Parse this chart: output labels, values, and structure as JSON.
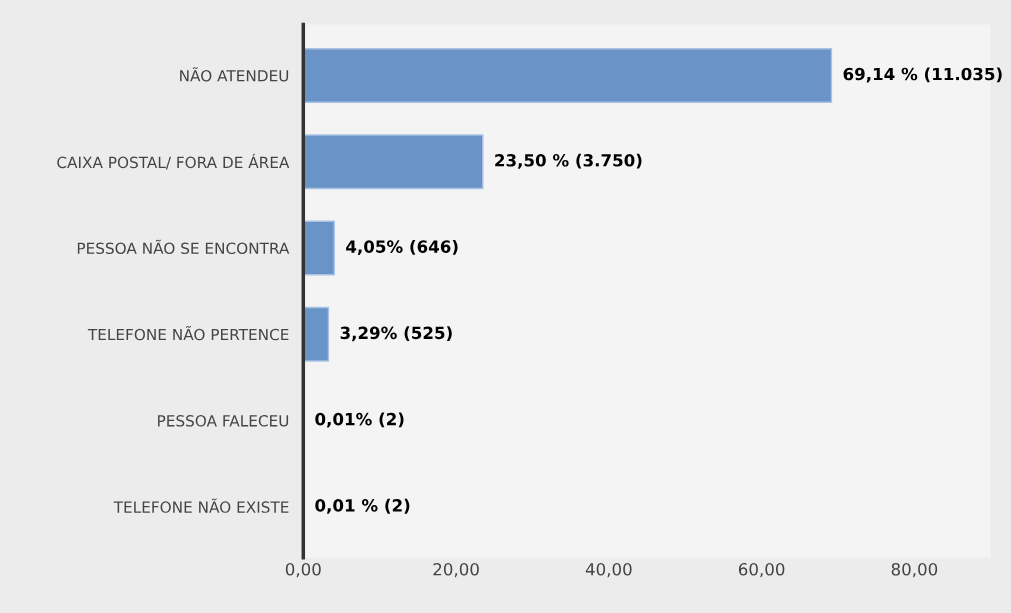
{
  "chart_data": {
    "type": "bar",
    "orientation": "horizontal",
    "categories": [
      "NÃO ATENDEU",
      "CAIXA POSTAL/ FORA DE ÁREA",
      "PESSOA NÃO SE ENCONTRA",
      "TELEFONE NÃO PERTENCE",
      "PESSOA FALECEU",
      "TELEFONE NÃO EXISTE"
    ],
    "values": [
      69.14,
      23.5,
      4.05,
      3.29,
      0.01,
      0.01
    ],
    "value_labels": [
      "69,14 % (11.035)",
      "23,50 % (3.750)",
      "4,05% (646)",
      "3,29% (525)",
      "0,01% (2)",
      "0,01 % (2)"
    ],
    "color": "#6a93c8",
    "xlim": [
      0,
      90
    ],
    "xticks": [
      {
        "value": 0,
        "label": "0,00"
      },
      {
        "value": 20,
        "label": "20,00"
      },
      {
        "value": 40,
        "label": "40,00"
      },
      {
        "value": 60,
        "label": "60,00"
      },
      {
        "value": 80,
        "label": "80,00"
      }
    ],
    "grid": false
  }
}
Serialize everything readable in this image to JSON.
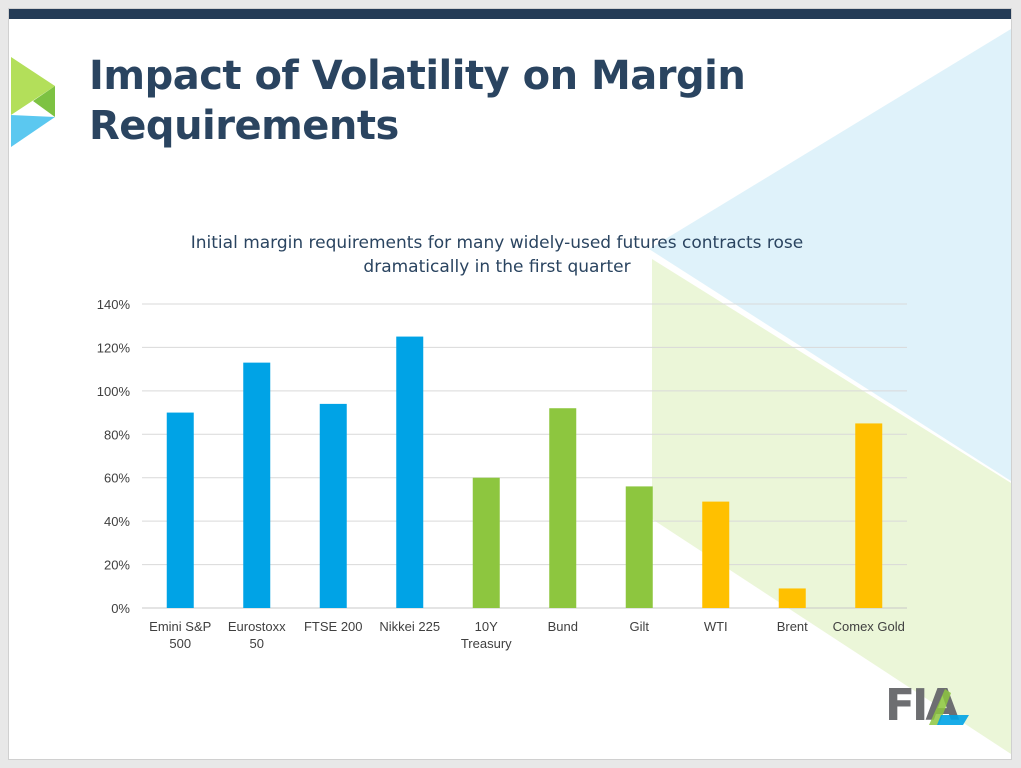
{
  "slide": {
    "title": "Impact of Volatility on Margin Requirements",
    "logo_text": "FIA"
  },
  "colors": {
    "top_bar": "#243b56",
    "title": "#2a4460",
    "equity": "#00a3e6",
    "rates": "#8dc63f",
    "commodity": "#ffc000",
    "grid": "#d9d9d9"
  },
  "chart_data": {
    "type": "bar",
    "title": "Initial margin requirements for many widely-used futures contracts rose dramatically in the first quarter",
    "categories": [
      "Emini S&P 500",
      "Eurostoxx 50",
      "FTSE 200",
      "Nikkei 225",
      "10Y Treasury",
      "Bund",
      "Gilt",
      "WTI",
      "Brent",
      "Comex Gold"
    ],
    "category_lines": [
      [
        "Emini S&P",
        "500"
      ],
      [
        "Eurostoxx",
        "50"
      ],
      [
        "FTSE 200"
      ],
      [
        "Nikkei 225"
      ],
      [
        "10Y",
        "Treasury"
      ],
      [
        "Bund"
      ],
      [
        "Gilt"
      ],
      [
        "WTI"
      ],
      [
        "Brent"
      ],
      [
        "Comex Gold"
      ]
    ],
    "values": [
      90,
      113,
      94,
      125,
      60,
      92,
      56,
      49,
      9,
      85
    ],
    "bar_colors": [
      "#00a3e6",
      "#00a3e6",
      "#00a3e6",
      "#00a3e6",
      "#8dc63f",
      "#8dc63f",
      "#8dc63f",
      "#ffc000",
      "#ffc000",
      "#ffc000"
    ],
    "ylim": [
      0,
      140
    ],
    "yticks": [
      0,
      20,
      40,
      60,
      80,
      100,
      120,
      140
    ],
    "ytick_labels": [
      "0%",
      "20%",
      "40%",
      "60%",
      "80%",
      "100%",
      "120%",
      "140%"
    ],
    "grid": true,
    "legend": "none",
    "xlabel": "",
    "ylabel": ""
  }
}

━━━━━━━━━━

=== INSTRUCTION ===
Check each line of the records above for the string "TELEFONE", and report every line that has it.

=== FINAL ANSWER ===
      "TELEFONE NÃO PERTENCE",
      "TELEFONE NÃO EXISTE"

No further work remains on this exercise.